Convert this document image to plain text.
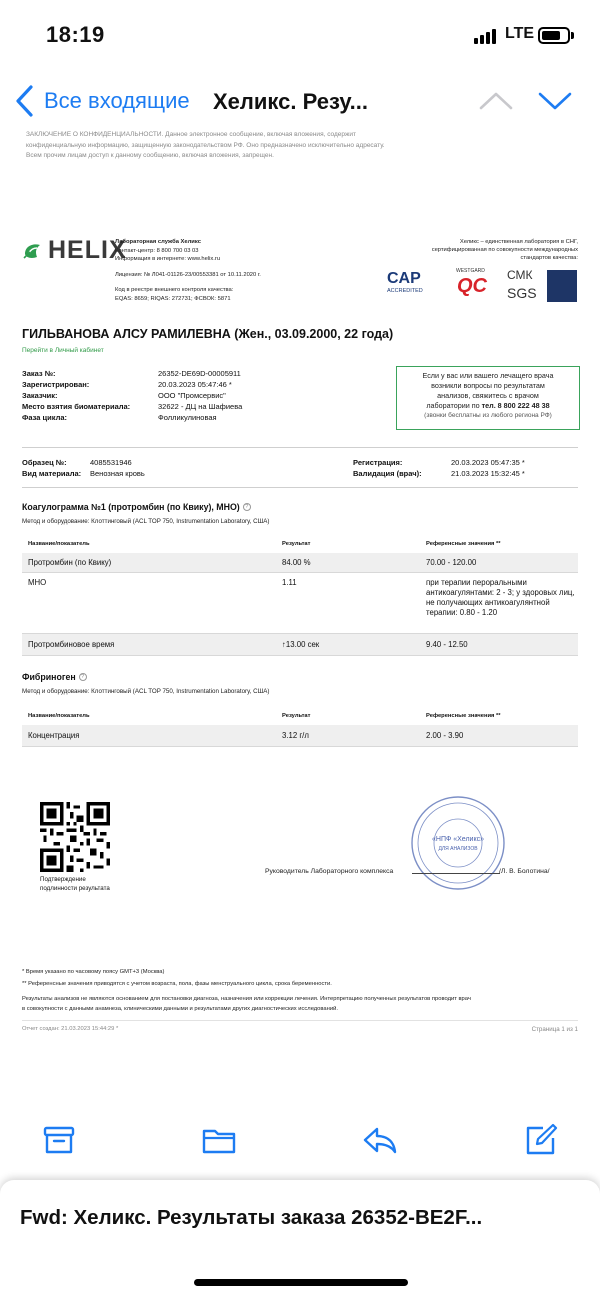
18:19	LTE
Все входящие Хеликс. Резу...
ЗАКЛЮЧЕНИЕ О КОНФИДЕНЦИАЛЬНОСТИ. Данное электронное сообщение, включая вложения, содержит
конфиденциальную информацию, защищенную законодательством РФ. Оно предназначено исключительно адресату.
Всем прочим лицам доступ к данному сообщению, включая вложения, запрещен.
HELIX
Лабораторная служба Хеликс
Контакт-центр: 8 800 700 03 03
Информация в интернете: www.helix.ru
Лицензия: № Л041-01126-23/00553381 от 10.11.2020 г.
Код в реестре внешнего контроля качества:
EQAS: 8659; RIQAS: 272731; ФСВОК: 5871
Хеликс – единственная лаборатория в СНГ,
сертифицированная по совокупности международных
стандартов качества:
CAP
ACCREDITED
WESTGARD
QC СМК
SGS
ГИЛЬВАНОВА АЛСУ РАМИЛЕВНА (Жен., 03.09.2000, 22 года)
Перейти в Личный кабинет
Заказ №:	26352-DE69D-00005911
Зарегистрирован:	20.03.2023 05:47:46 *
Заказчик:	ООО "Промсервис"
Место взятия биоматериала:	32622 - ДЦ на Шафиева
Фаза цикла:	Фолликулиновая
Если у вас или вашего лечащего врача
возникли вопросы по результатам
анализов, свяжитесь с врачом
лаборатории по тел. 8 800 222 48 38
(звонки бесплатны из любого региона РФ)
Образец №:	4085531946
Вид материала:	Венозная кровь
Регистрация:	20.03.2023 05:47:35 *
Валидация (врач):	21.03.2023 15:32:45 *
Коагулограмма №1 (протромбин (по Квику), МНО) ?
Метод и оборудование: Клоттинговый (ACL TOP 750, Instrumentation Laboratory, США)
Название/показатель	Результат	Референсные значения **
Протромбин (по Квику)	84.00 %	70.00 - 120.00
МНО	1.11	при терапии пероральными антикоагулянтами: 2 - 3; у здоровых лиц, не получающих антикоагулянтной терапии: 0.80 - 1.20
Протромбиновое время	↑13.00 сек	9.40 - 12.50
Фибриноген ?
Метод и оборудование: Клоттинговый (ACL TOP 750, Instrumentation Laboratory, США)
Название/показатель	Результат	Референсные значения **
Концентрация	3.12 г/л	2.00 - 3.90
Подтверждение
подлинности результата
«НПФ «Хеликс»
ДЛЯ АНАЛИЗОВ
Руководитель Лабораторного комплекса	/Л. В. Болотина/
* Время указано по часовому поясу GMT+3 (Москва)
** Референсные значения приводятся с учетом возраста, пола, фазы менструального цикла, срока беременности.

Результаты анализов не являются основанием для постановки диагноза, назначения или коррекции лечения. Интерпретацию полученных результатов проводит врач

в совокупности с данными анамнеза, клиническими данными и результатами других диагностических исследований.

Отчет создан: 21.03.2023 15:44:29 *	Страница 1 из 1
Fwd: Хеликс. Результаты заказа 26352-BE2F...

==

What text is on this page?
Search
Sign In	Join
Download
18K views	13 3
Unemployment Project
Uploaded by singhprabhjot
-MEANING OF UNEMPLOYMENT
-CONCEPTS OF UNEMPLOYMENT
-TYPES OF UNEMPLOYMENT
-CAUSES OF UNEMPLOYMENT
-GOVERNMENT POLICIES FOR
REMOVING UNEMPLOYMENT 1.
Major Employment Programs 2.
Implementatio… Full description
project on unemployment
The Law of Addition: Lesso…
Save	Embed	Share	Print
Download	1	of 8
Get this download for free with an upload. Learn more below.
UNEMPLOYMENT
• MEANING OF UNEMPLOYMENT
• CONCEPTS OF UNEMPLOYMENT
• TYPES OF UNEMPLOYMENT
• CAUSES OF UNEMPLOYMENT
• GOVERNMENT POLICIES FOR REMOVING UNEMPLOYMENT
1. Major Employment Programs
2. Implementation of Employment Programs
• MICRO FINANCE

(Given request): Identify how many lines in the entries above contain the word "this" and provide only that figure.

(Result of the task): 3